WRITTEN INSTRUCTION: Return every line of the records below verbatim, leaving out the pictures.

┌──

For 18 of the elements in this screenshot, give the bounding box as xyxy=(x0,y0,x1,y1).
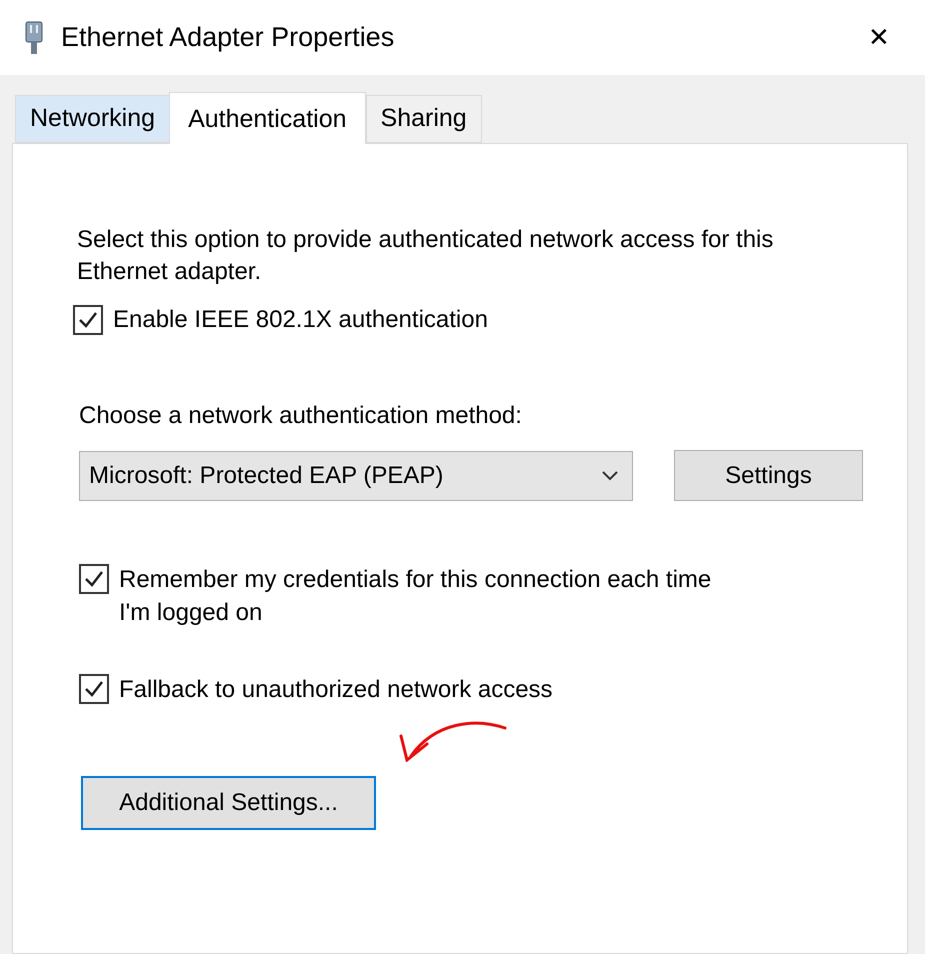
method-label: Choose a network authentication method: xyxy=(79,401,523,431)
checkbox[interactable] xyxy=(79,674,109,704)
description-text: Select this option to provide authenticated network access for this Ethernet adapter. xyxy=(77,225,774,287)
method-dropdown[interactable]: Microsoft: Protected EAP (PEAP) xyxy=(79,450,633,500)
network-adapter-icon xyxy=(23,20,45,54)
checkbox-label: Remember my credentials for this connection each time I'm logged on xyxy=(119,565,712,628)
settings-button[interactable]: Settings xyxy=(674,450,863,501)
tab[interactable]: Networking xyxy=(15,95,170,143)
tab[interactable]: Authentication xyxy=(169,92,366,144)
window-title: Ethernet Adapter Properties xyxy=(61,21,394,54)
tab[interactable]: Sharing xyxy=(366,95,482,143)
chevron-down-icon xyxy=(601,470,619,482)
checkbox-label: Enable IEEE 802.1X authentication xyxy=(113,305,488,335)
checkbox[interactable] xyxy=(73,305,103,335)
close-button[interactable]: ✕ xyxy=(859,18,899,58)
checkbox-label: Fallback to unauthorized network access xyxy=(119,675,554,705)
additional-settings-button[interactable]: Additional Settings... xyxy=(81,776,376,830)
checkbox[interactable] xyxy=(79,564,109,594)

└──

WRITTEN RESPONSE:
For 18 of the elements in this screenshot, give the bounding box as xyxy=(x0,y0,x1,y1).
method-label: Choose a network authentication method: xyxy=(79,401,523,431)
checkbox[interactable] xyxy=(79,674,109,704)
description-text: Select this option to provide authenticated network access for this Ethernet adapter. xyxy=(77,225,774,287)
method-dropdown[interactable]: Microsoft: Protected EAP (PEAP) xyxy=(79,450,633,500)
network-adapter-icon xyxy=(23,20,45,54)
checkbox-label: Remember my credentials for this connection each time I'm logged on xyxy=(119,565,712,628)
settings-button[interactable]: Settings xyxy=(674,450,863,501)
tab[interactable]: Networking xyxy=(15,95,170,143)
tab[interactable]: Authentication xyxy=(169,92,366,144)
window-title: Ethernet Adapter Properties xyxy=(61,21,394,54)
tab[interactable]: Sharing xyxy=(366,95,482,143)
chevron-down-icon xyxy=(601,470,619,482)
checkbox-label: Enable IEEE 802.1X authentication xyxy=(113,305,488,335)
checkbox[interactable] xyxy=(73,305,103,335)
close-button[interactable]: ✕ xyxy=(859,18,899,58)
checkbox-label: Fallback to unauthorized network access xyxy=(119,675,554,705)
additional-settings-button[interactable]: Additional Settings... xyxy=(81,776,376,830)
checkbox[interactable] xyxy=(79,564,109,594)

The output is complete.